Stated problem:
Copy out all lines in the data below containing the string "tendons".

Data shown:
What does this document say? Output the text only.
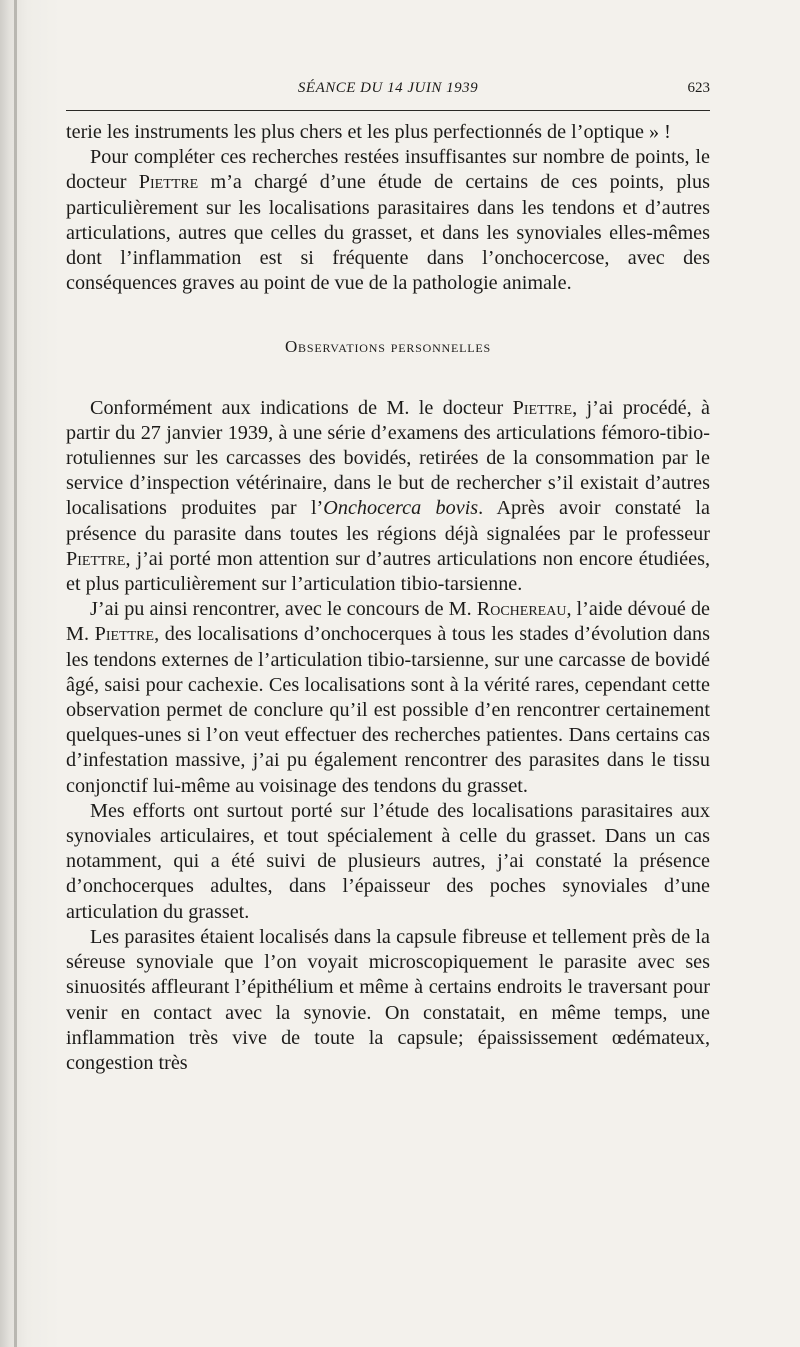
SÉANCE DU 14 JUIN 1939	623

terie les instruments les plus chers et les plus perfectionnés de l’optique » !

Pour compléter ces recherches restées insuffisantes sur nombre de points, le docteur Piettre m’a chargé d’une étude de certains de ces points, plus particulièrement sur les localisations parasitaires dans les tendons et d’autres articulations, autres que celles du grasset, et dans les synoviales elles-mêmes dont l’inflammation est si fréquente dans l’onchocercose, avec des conséquences graves au point de vue de la pathologie animale.

Observations personnelles

Conformément aux indications de M. le docteur Piettre, j’ai procédé, à partir du 27 janvier 1939, à une série d’examens des articulations fémoro-tibio-rotuliennes sur les carcasses des bovidés, retirées de la consommation par le service d’inspection vétérinaire, dans le but de rechercher s’il existait d’autres localisations produites par l’Onchocerca bovis. Après avoir constaté la présence du parasite dans toutes les régions déjà signalées par le professeur Piettre, j’ai porté mon attention sur d’autres articulations non encore étudiées, et plus particulièrement sur l’articulation tibio-tarsienne.

J’ai pu ainsi rencontrer, avec le concours de M. Rochereau, l’aide dévoué de M. Piettre, des localisations d’onchocerques à tous les stades d’évolution dans les tendons externes de l’articulation tibio-tarsienne, sur une carcasse de bovidé âgé, saisi pour cachexie. Ces localisations sont à la vérité rares, cependant cette observation permet de conclure qu’il est possible d’en rencontrer certainement quelques-unes si l’on veut effectuer des recherches patientes. Dans certains cas d’infestation massive, j’ai pu également rencontrer des parasites dans le tissu conjonctif lui-même au voisinage des tendons du grasset.

Mes efforts ont surtout porté sur l’étude des localisations parasitaires aux synoviales articulaires, et tout spécialement à celle du grasset. Dans un cas notamment, qui a été suivi de plusieurs autres, j’ai constaté la présence d’onchocerques adultes, dans l’épaisseur des poches synoviales d’une articulation du grasset.

Les parasites étaient localisés dans la capsule fibreuse et tellement près de la séreuse synoviale que l’on voyait microscopiquement le parasite avec ses sinuosités affleurant l’épithélium et même à certains endroits le traversant pour venir en contact avec la synovie. On constatait, en même temps, une inflammation très vive de toute la capsule; épaississement œdémateux, congestion très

Reply to the exercise:
Pour compléter ces recherches restées insuffisantes sur nombre de points, le docteur Piettre m’a chargé d’une étude de certains de ces points, plus particulièrement sur les localisations parasitaires dans les tendons et d’autres articulations, autres que celles du grasset, et dans les synoviales elles-mêmes dont l’inflammation est si fréquente dans l’onchocercose, avec des conséquences graves au point de vue de la pathologie animale.
J’ai pu ainsi rencontrer, avec le concours de M. Rochereau, l’aide dévoué de M. Piettre, des localisations d’onchocerques à tous les stades d’évolution dans les tendons externes de l’articulation tibio-tarsienne, sur une carcasse de bovidé âgé, saisi pour cachexie. Ces localisations sont à la vérité rares, cependant cette observation permet de conclure qu’il est possible d’en rencontrer certainement quelques-unes si l’on veut effectuer des recherches patientes. Dans certains cas d’infestation massive, j’ai pu également rencontrer des parasites dans le tissu conjonctif lui-même au voisinage des tendons du grasset.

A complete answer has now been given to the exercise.